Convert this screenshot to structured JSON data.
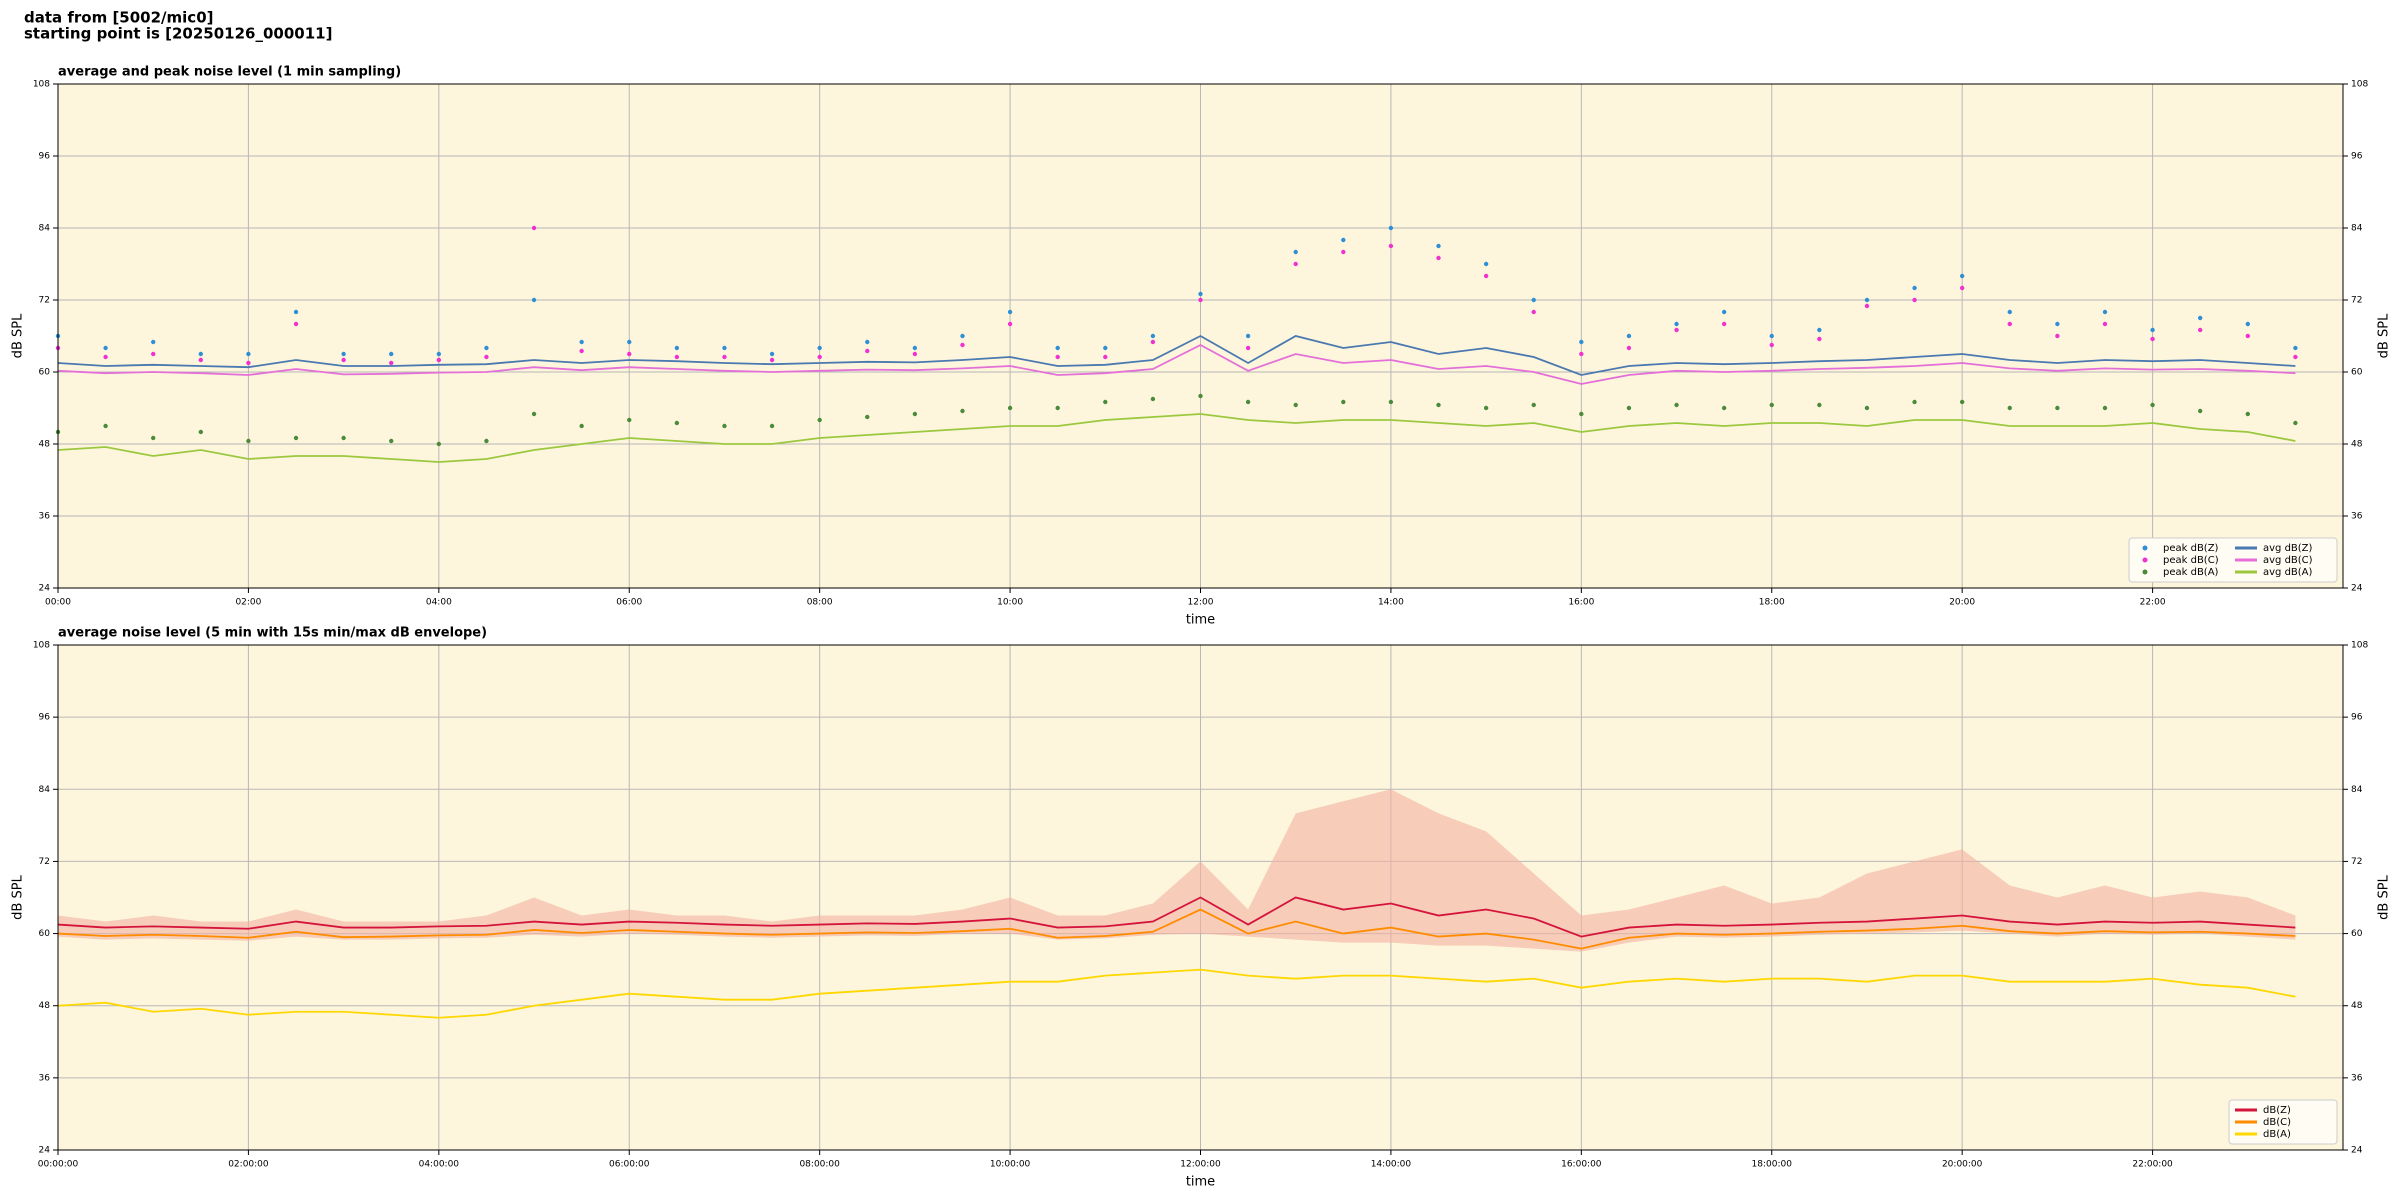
{
  "header": {
    "source": "data from [5002/mic0]",
    "start": "starting point is [20250126_000011]"
  },
  "chart_data": [
    {
      "type": "line",
      "title": "average and peak noise level (1 min sampling)",
      "xlabel": "time",
      "ylabel": "dB SPL",
      "y2label": "dB SPL",
      "xlim": [
        0,
        24
      ],
      "ylim": [
        24,
        108
      ],
      "yticks": [
        24,
        36,
        48,
        60,
        72,
        84,
        96,
        108
      ],
      "y2lim": [
        24,
        108
      ],
      "y2ticks": [
        24,
        36,
        48,
        60,
        72,
        84,
        96,
        108
      ],
      "xticks": [
        {
          "value": 0,
          "label": "00:00"
        },
        {
          "value": 2,
          "label": "02:00"
        },
        {
          "value": 4,
          "label": "04:00"
        },
        {
          "value": 6,
          "label": "06:00"
        },
        {
          "value": 8,
          "label": "08:00"
        },
        {
          "value": 10,
          "label": "10:00"
        },
        {
          "value": 12,
          "label": "12:00"
        },
        {
          "value": 14,
          "label": "14:00"
        },
        {
          "value": 16,
          "label": "16:00"
        },
        {
          "value": 18,
          "label": "18:00"
        },
        {
          "value": 20,
          "label": "20:00"
        },
        {
          "value": 22,
          "label": "22:00"
        }
      ],
      "grid": true,
      "background": "#fdf6dc",
      "legend": "lower right",
      "x": [
        0,
        0.5,
        1,
        1.5,
        2,
        2.5,
        3,
        3.5,
        4,
        4.5,
        5,
        5.5,
        6,
        6.5,
        7,
        7.5,
        8,
        8.5,
        9,
        9.5,
        10,
        10.5,
        11,
        11.5,
        12,
        12.5,
        13,
        13.5,
        14,
        14.5,
        15,
        15.5,
        16,
        16.5,
        17,
        17.5,
        18,
        18.5,
        19,
        19.5,
        20,
        20.5,
        21,
        21.5,
        22,
        22.5,
        23,
        23.5
      ],
      "series": [
        {
          "name": "peak dB(Z)",
          "style": "dots",
          "color": "#2e8fd6",
          "values": [
            66,
            64,
            65,
            63,
            63,
            70,
            63,
            63,
            63,
            64,
            72,
            65,
            65,
            64,
            64,
            63,
            64,
            65,
            64,
            66,
            70,
            64,
            64,
            66,
            73,
            66,
            80,
            82,
            84,
            81,
            78,
            72,
            65,
            66,
            68,
            70,
            66,
            67,
            72,
            74,
            76,
            70,
            68,
            70,
            67,
            69,
            68,
            64
          ]
        },
        {
          "name": "peak dB(C)",
          "style": "dots",
          "color": "#f030d0",
          "values": [
            64,
            62.5,
            63,
            62,
            61.5,
            68,
            62,
            61.5,
            62,
            62.5,
            84,
            63.5,
            63,
            62.5,
            62.5,
            62,
            62.5,
            63.5,
            63,
            64.5,
            68,
            62.5,
            62.5,
            65,
            72,
            64,
            78,
            80,
            81,
            79,
            76,
            70,
            63,
            64,
            67,
            68,
            64.5,
            65.5,
            71,
            72,
            74,
            68,
            66,
            68,
            65.5,
            67,
            66,
            62.5
          ]
        },
        {
          "name": "peak dB(A)",
          "style": "dots",
          "color": "#4a8a3a",
          "values": [
            50,
            51,
            49,
            50,
            48.5,
            49,
            49,
            48.5,
            48,
            48.5,
            53,
            51,
            52,
            51.5,
            51,
            51,
            52,
            52.5,
            53,
            53.5,
            54,
            54,
            55,
            55.5,
            56,
            55,
            54.5,
            55,
            55,
            54.5,
            54,
            54.5,
            53,
            54,
            54.5,
            54,
            54.5,
            54.5,
            54,
            55,
            55,
            54,
            54,
            54,
            54.5,
            53.5,
            53,
            51.5
          ]
        },
        {
          "name": "avg dB(Z)",
          "style": "line",
          "color": "#4a78b0",
          "values": [
            61.5,
            61,
            61.2,
            61,
            60.8,
            62,
            61,
            61,
            61.2,
            61.3,
            62,
            61.5,
            62,
            61.8,
            61.5,
            61.3,
            61.5,
            61.7,
            61.6,
            62,
            62.5,
            61,
            61.2,
            62,
            66,
            61.5,
            66,
            64,
            65,
            63,
            64,
            62.5,
            59.5,
            61,
            61.5,
            61.3,
            61.5,
            61.8,
            62,
            62.5,
            63,
            62,
            61.5,
            62,
            61.8,
            62,
            61.5,
            61
          ]
        },
        {
          "name": "avg dB(C)",
          "style": "line",
          "color": "#e46fd8",
          "values": [
            60.2,
            59.8,
            60,
            59.8,
            59.5,
            60.5,
            59.6,
            59.7,
            59.9,
            60,
            60.8,
            60.3,
            60.8,
            60.5,
            60.2,
            60,
            60.2,
            60.4,
            60.3,
            60.6,
            61,
            59.5,
            59.8,
            60.5,
            64.5,
            60.2,
            63,
            61.5,
            62,
            60.5,
            61,
            60,
            58,
            59.5,
            60.2,
            60,
            60.2,
            60.5,
            60.7,
            61,
            61.5,
            60.6,
            60.2,
            60.6,
            60.4,
            60.5,
            60.2,
            59.8
          ]
        },
        {
          "name": "avg dB(A)",
          "style": "line",
          "color": "#9cc840",
          "values": [
            47,
            47.5,
            46,
            47,
            45.5,
            46,
            46,
            45.5,
            45,
            45.5,
            47,
            48,
            49,
            48.5,
            48,
            48,
            49,
            49.5,
            50,
            50.5,
            51,
            51,
            52,
            52.5,
            53,
            52,
            51.5,
            52,
            52,
            51.5,
            51,
            51.5,
            50,
            51,
            51.5,
            51,
            51.5,
            51.5,
            51,
            52,
            52,
            51,
            51,
            51,
            51.5,
            50.5,
            50,
            48.5
          ]
        }
      ]
    },
    {
      "type": "line",
      "title": "average noise level (5 min with 15s min/max dB envelope)",
      "xlabel": "time",
      "ylabel": "dB SPL",
      "y2label": "dB SPL",
      "xlim": [
        0,
        24
      ],
      "ylim": [
        24,
        108
      ],
      "yticks": [
        24,
        36,
        48,
        60,
        72,
        84,
        96,
        108
      ],
      "y2lim": [
        24,
        108
      ],
      "y2ticks": [
        24,
        36,
        48,
        60,
        72,
        84,
        96,
        108
      ],
      "xticks": [
        {
          "value": 0,
          "label": "00:00:00"
        },
        {
          "value": 2,
          "label": "02:00:00"
        },
        {
          "value": 4,
          "label": "04:00:00"
        },
        {
          "value": 6,
          "label": "06:00:00"
        },
        {
          "value": 8,
          "label": "08:00:00"
        },
        {
          "value": 10,
          "label": "10:00:00"
        },
        {
          "value": 12,
          "label": "12:00:00"
        },
        {
          "value": 14,
          "label": "14:00:00"
        },
        {
          "value": 16,
          "label": "16:00:00"
        },
        {
          "value": 18,
          "label": "18:00:00"
        },
        {
          "value": 20,
          "label": "20:00:00"
        },
        {
          "value": 22,
          "label": "22:00:00"
        }
      ],
      "grid": true,
      "background": "#fdf6dc",
      "legend": "lower right",
      "x": [
        0,
        0.5,
        1,
        1.5,
        2,
        2.5,
        3,
        3.5,
        4,
        4.5,
        5,
        5.5,
        6,
        6.5,
        7,
        7.5,
        8,
        8.5,
        9,
        9.5,
        10,
        10.5,
        11,
        11.5,
        12,
        12.5,
        13,
        13.5,
        14,
        14.5,
        15,
        15.5,
        16,
        16.5,
        17,
        17.5,
        18,
        18.5,
        19,
        19.5,
        20,
        20.5,
        21,
        21.5,
        22,
        22.5,
        23,
        23.5
      ],
      "envelope": {
        "color": "#f4b0a0",
        "max": [
          63,
          62,
          63,
          62,
          62,
          64,
          62,
          62,
          62,
          63,
          66,
          63,
          64,
          63,
          63,
          62,
          63,
          63,
          63,
          64,
          66,
          63,
          63,
          65,
          72,
          64,
          80,
          82,
          84,
          80,
          77,
          70,
          63,
          64,
          66,
          68,
          65,
          66,
          70,
          72,
          74,
          68,
          66,
          68,
          66,
          67,
          66,
          63
        ],
        "min": [
          59.5,
          59,
          59.2,
          59,
          58.8,
          59.5,
          59,
          59,
          59.2,
          59.3,
          59.8,
          59.5,
          60,
          59.8,
          59.5,
          59.3,
          59.5,
          59.7,
          59.6,
          60,
          60,
          59,
          59.2,
          59.8,
          60,
          59.5,
          59,
          58.5,
          58.5,
          58,
          58,
          57.5,
          57,
          58.5,
          59.5,
          59.3,
          59.5,
          59.8,
          60,
          60.2,
          60.5,
          60,
          59.5,
          60,
          59.8,
          60,
          59.5,
          59
        ]
      },
      "series": [
        {
          "name": "dB(Z)",
          "style": "line",
          "color": "#d4143c",
          "values": [
            61.5,
            61,
            61.2,
            61,
            60.8,
            62,
            61,
            61,
            61.2,
            61.3,
            62,
            61.5,
            62,
            61.8,
            61.5,
            61.3,
            61.5,
            61.7,
            61.6,
            62,
            62.5,
            61,
            61.2,
            62,
            66,
            61.5,
            66,
            64,
            65,
            63,
            64,
            62.5,
            59.5,
            61,
            61.5,
            61.3,
            61.5,
            61.8,
            62,
            62.5,
            63,
            62,
            61.5,
            62,
            61.8,
            62,
            61.5,
            61
          ]
        },
        {
          "name": "dB(C)",
          "style": "line",
          "color": "#ff8c00",
          "values": [
            60,
            59.6,
            59.8,
            59.6,
            59.3,
            60.3,
            59.4,
            59.5,
            59.7,
            59.8,
            60.6,
            60.1,
            60.6,
            60.3,
            60,
            59.8,
            60,
            60.2,
            60.1,
            60.4,
            60.8,
            59.3,
            59.6,
            60.3,
            64,
            60,
            62,
            60,
            61,
            59.5,
            60,
            59,
            57.5,
            59.3,
            60,
            59.8,
            60,
            60.3,
            60.5,
            60.8,
            61.3,
            60.4,
            60,
            60.4,
            60.2,
            60.3,
            60,
            59.6
          ]
        },
        {
          "name": "dB(A)",
          "style": "line",
          "color": "#ffd700",
          "values": [
            48,
            48.5,
            47,
            47.5,
            46.5,
            47,
            47,
            46.5,
            46,
            46.5,
            48,
            49,
            50,
            49.5,
            49,
            49,
            50,
            50.5,
            51,
            51.5,
            52,
            52,
            53,
            53.5,
            54,
            53,
            52.5,
            53,
            53,
            52.5,
            52,
            52.5,
            51,
            52,
            52.5,
            52,
            52.5,
            52.5,
            52,
            53,
            53,
            52,
            52,
            52,
            52.5,
            51.5,
            51,
            49.5
          ]
        }
      ]
    }
  ]
}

• • • • •

PROMPT> Please list every line of the records that contains "envelope".

REPLY>
      "title": "average noise level (5 min with 15s min/max dB envelope)",
      "envelope": {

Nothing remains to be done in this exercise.